** Begin Data to use **

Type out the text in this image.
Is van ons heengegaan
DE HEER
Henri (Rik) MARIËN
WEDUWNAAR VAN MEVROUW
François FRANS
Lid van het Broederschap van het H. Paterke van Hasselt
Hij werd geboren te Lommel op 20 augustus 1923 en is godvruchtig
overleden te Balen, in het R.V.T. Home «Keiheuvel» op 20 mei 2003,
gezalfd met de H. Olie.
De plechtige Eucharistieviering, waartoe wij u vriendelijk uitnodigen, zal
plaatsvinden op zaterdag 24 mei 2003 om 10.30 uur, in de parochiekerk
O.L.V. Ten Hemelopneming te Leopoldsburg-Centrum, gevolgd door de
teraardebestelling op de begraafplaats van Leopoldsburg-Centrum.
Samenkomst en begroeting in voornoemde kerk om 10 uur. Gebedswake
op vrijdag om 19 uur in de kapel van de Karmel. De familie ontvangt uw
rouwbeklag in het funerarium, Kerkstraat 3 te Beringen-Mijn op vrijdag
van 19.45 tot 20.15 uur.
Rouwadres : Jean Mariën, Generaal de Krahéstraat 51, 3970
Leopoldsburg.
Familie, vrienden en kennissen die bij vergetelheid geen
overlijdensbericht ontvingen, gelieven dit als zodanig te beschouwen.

** End Data to use **
** Begin Data to use **

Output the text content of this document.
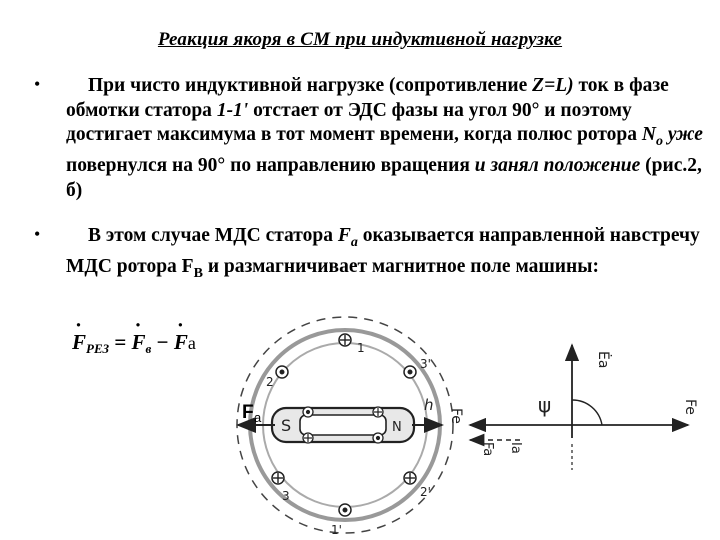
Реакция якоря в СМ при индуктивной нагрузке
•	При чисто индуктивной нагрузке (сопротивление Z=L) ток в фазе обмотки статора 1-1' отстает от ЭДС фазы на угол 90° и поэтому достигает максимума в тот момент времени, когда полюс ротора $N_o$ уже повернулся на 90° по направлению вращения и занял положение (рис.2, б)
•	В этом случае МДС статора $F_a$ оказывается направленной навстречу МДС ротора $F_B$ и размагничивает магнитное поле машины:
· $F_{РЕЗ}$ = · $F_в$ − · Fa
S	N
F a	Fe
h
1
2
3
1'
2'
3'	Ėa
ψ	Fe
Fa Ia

** End Data to use **
** Begin Data to use **

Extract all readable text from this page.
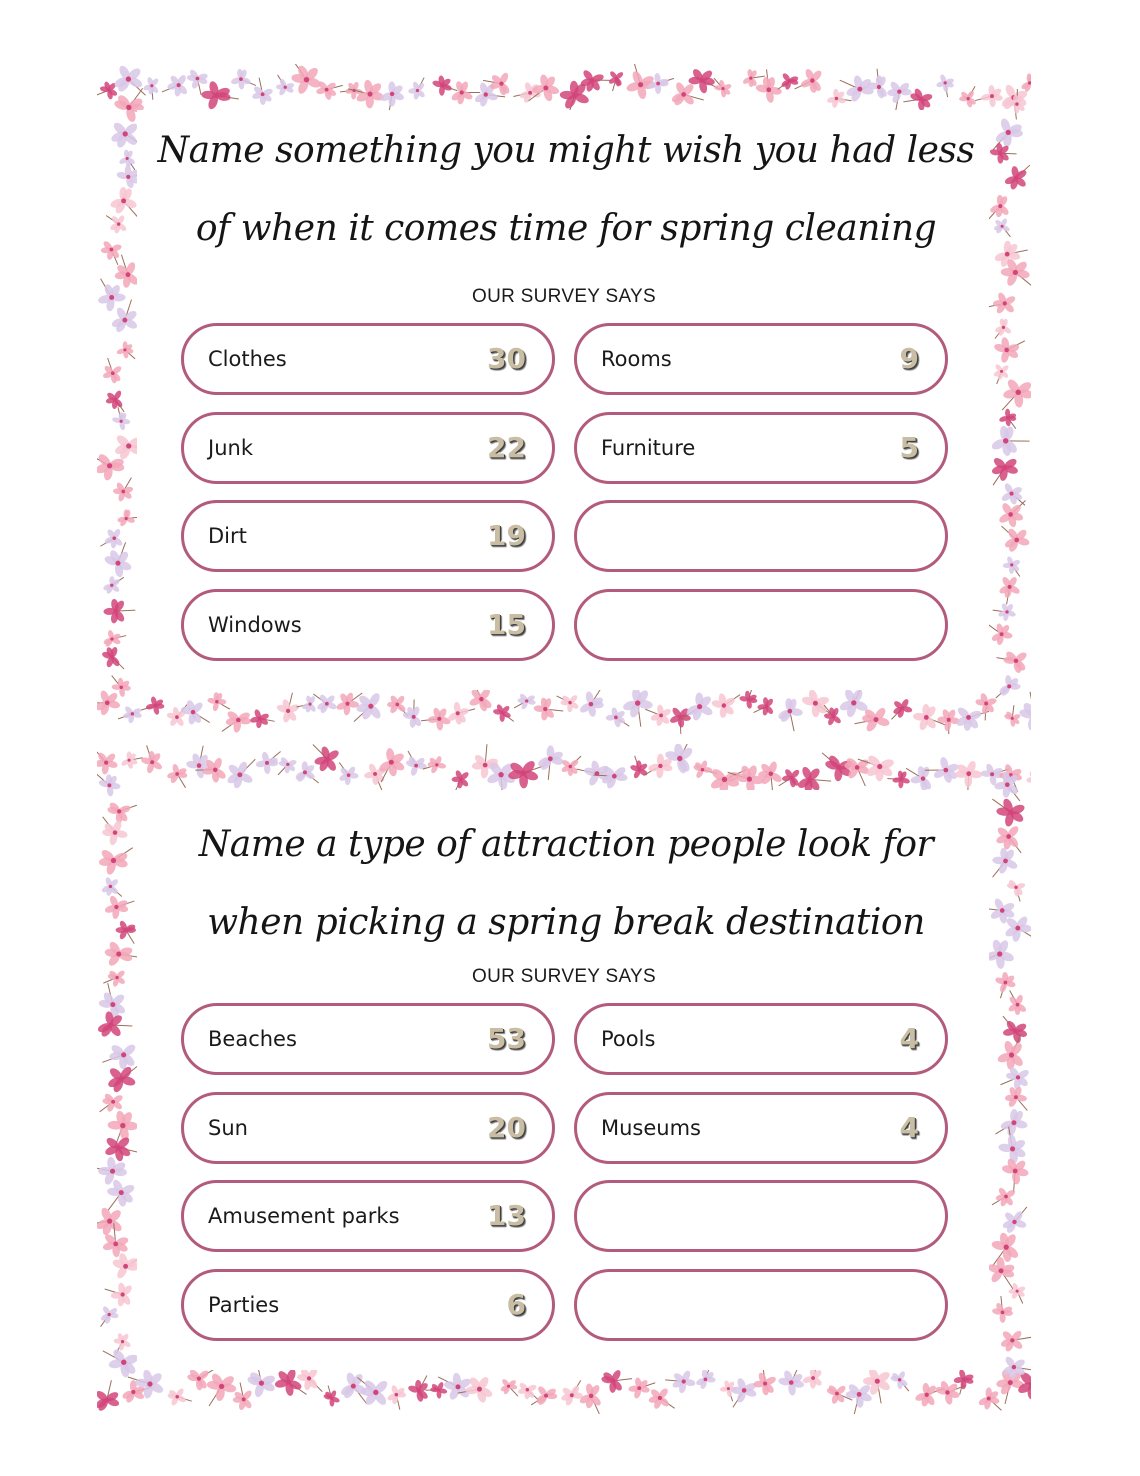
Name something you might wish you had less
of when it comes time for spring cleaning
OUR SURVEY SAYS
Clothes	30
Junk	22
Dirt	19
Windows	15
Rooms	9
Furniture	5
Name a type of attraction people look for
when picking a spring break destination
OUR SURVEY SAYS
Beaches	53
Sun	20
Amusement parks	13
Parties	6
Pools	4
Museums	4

** End Data to use **

Directions :: Check all the records above and select each line where the string "нагрузке" is found.

Correct response ::
Реакция якоря в СМ при индуктивной нагрузке
•	При чисто индуктивной нагрузке (сопротивление Z=L) ток в фазе обмотки статора 1-1' отстает от ЭДС фазы на угол 90° и поэтому достигает максимума в тот момент времени, когда полюс ротора $N_o$ уже повернулся на 90° по направлению вращения и занял положение (рис.2, б)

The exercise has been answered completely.